■ **Excerpted records**:
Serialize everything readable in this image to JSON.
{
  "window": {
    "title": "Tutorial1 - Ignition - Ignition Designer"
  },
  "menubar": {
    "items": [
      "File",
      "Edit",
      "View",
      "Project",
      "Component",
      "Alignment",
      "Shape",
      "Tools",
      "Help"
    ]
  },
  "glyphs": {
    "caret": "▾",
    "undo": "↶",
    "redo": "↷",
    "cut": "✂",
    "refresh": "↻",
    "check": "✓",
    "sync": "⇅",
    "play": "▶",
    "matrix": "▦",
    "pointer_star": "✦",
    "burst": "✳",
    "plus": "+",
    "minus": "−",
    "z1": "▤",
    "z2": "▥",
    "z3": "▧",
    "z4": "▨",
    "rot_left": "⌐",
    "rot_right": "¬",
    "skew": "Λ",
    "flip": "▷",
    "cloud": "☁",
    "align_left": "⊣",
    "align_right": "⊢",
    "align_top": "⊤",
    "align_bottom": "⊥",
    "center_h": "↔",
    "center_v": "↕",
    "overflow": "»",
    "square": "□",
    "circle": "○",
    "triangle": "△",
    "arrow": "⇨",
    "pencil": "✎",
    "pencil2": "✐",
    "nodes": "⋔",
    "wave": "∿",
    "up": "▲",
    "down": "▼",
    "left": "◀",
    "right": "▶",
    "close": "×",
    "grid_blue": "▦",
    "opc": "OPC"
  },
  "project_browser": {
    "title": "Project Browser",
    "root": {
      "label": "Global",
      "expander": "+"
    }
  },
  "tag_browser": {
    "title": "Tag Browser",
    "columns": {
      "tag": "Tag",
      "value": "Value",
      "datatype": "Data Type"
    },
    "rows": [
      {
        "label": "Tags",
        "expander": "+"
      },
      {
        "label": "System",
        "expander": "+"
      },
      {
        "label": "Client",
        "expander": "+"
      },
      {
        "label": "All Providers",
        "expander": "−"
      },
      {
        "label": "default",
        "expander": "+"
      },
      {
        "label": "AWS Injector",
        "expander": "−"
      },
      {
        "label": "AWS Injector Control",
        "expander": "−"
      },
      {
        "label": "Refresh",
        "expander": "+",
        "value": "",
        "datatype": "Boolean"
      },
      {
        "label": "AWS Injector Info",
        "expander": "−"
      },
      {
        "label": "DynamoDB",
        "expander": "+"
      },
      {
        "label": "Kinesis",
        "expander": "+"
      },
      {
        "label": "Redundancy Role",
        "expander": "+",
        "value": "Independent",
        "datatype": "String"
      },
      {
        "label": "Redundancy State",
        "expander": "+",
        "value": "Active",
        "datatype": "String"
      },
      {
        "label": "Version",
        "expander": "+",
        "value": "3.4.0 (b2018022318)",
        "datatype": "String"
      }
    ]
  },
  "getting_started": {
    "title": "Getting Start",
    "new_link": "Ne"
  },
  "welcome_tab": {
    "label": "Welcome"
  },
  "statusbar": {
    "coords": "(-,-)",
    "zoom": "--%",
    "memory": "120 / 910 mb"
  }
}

■ **Instructions to follow**: Using the material above, count the lines containing the word "Injector". Reply with the number alone.

■ **Finished task**: 3